FRAGMENTO PROPORCIONADO →
★ ★ ★ ★ ★ ★ ★
Aprobar los presupuestos es imprescindible, sí, pero no basta, no es suficiente a falta de un plan sólido, de una estrategia política pactada, con socialistas y comunes, que permita coger el toro por los cuernos en un momento socialmente grave, recuperando una década perdida, tirada miserablemente por la borda. A ERC gobernar le viene grande. Siempre ha sido así. Y eso debe acabar o de no estar dispuestos al pacto y a la cordura desembocar en elecciones anticipadas.
Oriol Junqueras debería de una vez por todas enjugar sus lagrimones, dejar de chemecar, de gemir, y pasar la página de los agravios –¡qué solo me sentí en mi celda sin la empatía socialista!-- y su ojeriza a Salvador Illa; Pere Aragonès debe dejarse de gaitas y comportarse como el president que aún no demuestra ser… Es decir: si toca ir y quedarse quieto parado escuchando circunspecto los himnos de Francia y España, se va y no pasa nada; y si hay que forzar cierres, despidos o dimisiones, y embridar a TV3 y a Catalunya Ràdio, sus altavoces de propaganda, a fin de que se dejen de “putas Españas” o de vergonzosas comparaciones con el nazismo o fascismo a todo lo que huela a España, a socialistas, ciudadanos o ñordos, pues que vaya y embride. Si no hay un cambio de actitud radical, nada vamos a resolver.
Y concluyendo, que es gerundio. Me parece encomiable, porque es lo que toca o es la única opción ahora mismo, la política de mano tendida de Salvador Illa –pese a que ni él ni su partido son santo de mi devoción– a fin de empujar a ERC a salir de una vez por todas de la órbita infame del nacionalismo ultramontano, conduciéndolos a un espacio de orden, reflexión, estrategia y madurez política. No sé si será posible, pero está claro que es él quien tiene la sartén por el mango y es la única opción de los republicanos. Confío en que su forma de hacer como político será acertada. Veremos qué ocurre. Pero que no se equivoque: ni concesiones, ni bulas, ni presiones por la espalda a Madrid, ni promesas futuras, porque tras todo lo que nos han hecho vivir a los catalanes constitucionalistas estos iluminados durante 10 años no sería de recibo. Y no lo aceptaremos en modo alguno.
Addendum: A las pocas horas de poner punto final a estas líneas, la negociación de los presupuestos de 2023 ha llegado a buen puerto tras una compleja y maratoniana sesión final. Tras la firma, tanto Salvador Illa como Laura Vilagrà, consejera de Presidencia, han coincidido ante los medios al afirmar que el apoyo de los socialistas a los presupuestos no supone un pacto de legislatura entre las dos formaciones, sino un “acuerdo de confianza verificable”, en palabras del líder del PSC.
Sin duda alguna es una magnífica noticia para Cataluña. Un paso valiente y necesario, pese al coste electoral que pueda conllevar. Más allá de las cifras, partidas y dotaciones, proyectos e infraestructuras, estos presupuestos abren una brecha en el independentismo al poner fin a más de 10 años de hegemonía nacionalista. Hoy más que nunca podemos afirmar que el procés ha muerto.
★ ★ ★ ★ ★ ★ ★
APLICA LO LEÍDO →
A. Indica, por favor, si cada afirmación coincide con el fragmento, y cita las palabras de este que lo deciden: (i) Salvador Illa presentó el apoyo socialista a los presupuestos como un pacto de legislatura. (ii) La negociación de los presupuestos de 2023 concluyó con éxito. (iii) Laura Vilagrà ocupa el cargo de consejera de Presidencia.
B. Edita el pasaje del fragmento entre "Addendum: A las" y "líder del PSC.", ambos incluidos, y sustituye "maratoniana" por "agotadora".

Registros extraídos de una colección →
★ ★ ★ ★ ★ ★ ★
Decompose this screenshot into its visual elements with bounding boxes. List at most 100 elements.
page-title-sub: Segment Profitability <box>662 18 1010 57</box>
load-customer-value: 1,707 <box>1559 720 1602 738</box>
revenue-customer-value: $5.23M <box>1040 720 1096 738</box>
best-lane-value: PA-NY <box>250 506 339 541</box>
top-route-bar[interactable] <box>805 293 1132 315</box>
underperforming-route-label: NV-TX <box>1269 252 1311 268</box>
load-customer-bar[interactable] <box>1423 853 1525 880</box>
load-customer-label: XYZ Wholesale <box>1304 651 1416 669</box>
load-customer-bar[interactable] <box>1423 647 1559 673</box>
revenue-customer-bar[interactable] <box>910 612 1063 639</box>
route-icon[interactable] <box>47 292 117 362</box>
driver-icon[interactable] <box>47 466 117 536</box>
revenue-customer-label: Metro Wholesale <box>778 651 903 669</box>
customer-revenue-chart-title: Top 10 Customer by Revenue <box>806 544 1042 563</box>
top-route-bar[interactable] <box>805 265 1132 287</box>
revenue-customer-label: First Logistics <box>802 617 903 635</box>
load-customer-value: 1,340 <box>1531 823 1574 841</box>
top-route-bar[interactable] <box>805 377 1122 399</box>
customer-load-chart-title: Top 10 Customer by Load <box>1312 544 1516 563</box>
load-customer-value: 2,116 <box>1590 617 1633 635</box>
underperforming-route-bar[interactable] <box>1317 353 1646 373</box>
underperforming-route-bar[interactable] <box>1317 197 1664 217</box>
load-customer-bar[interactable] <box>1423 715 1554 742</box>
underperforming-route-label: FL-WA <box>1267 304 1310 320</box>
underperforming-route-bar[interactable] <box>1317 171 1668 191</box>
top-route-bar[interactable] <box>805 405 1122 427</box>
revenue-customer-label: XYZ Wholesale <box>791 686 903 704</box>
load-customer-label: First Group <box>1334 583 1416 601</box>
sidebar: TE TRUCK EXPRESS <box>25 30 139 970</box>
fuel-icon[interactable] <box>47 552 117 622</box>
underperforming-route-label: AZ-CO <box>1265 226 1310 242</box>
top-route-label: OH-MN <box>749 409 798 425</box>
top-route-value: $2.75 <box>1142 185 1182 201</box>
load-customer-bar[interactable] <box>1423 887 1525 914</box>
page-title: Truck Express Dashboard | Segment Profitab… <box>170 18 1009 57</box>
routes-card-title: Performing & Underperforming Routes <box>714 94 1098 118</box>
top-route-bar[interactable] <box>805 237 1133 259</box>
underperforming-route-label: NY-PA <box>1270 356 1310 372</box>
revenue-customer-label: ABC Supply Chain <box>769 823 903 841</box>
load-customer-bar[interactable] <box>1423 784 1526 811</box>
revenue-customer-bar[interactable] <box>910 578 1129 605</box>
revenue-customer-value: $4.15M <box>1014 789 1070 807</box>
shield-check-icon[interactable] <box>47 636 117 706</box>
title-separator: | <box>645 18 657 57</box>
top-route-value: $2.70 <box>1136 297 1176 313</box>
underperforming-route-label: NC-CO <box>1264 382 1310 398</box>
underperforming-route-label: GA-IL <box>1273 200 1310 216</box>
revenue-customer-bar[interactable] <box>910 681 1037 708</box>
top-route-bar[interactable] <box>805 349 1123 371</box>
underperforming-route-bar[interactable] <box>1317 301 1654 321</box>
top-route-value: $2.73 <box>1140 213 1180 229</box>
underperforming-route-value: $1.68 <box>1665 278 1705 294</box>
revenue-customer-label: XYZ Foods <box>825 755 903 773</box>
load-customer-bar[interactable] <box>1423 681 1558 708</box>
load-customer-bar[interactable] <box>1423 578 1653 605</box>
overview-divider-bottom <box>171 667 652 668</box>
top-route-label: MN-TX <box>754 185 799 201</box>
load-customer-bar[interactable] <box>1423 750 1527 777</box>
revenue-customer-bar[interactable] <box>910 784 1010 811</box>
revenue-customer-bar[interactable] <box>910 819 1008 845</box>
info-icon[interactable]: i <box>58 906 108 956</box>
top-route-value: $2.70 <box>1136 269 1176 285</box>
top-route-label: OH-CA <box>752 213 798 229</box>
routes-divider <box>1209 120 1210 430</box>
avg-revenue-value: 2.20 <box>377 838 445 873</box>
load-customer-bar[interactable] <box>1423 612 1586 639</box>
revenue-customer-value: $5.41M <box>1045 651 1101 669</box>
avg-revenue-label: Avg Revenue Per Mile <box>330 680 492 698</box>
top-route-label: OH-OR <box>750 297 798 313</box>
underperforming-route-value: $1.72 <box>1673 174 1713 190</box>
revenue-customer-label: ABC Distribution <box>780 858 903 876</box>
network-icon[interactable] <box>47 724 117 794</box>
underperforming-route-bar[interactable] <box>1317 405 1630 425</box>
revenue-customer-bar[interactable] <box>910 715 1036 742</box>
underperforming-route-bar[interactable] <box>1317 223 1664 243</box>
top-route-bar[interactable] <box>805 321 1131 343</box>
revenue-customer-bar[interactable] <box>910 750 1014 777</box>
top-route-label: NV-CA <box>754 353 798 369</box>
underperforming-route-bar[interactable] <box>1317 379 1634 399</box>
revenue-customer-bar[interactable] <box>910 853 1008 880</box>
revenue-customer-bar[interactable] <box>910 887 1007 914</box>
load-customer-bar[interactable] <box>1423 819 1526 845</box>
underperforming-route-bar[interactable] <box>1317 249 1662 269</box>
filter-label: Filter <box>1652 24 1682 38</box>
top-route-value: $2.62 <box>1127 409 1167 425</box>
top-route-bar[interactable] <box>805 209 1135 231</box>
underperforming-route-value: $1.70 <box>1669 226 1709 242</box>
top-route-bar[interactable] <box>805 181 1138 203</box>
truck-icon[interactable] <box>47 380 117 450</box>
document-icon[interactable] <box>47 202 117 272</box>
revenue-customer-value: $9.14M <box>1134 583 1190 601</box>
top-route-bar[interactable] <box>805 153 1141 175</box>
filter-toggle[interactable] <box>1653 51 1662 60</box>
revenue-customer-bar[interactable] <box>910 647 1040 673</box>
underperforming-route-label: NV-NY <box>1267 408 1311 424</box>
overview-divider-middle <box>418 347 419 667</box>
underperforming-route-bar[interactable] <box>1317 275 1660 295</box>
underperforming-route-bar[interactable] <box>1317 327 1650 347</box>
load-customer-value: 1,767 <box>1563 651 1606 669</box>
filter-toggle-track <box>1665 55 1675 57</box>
★ ★ ★ ★ ★ ★ ★
RESPUESTAS ESPERADAS →
A.
(i) No: "el apoyo de los socialistas a los presupuestos no supone un pacto de legislatura entre las dos formaciones"
(ii) Sí: "la negociación de los presupuestos de 2023 ha llegado a buen puerto"
(iii) Sí: "Laura Vilagrà, consejera de Presidencia"

B.
Addendum: A las pocas horas de poner punto final a estas líneas, la negociación de los presupuestos de 2023 ha llegado a buen puerto tras una compleja y agotadora sesión final. Tras la firma, tanto Salvador Illa como Laura Vilagrà, consejera de Presidencia, han coincidido ante los medios al afirmar que el apoyo de los socialistas a los presupuestos no supone un pacto de legislatura entre las dos formaciones, sino un “acuerdo de confianza verificable”, en palabras del líder del PSC.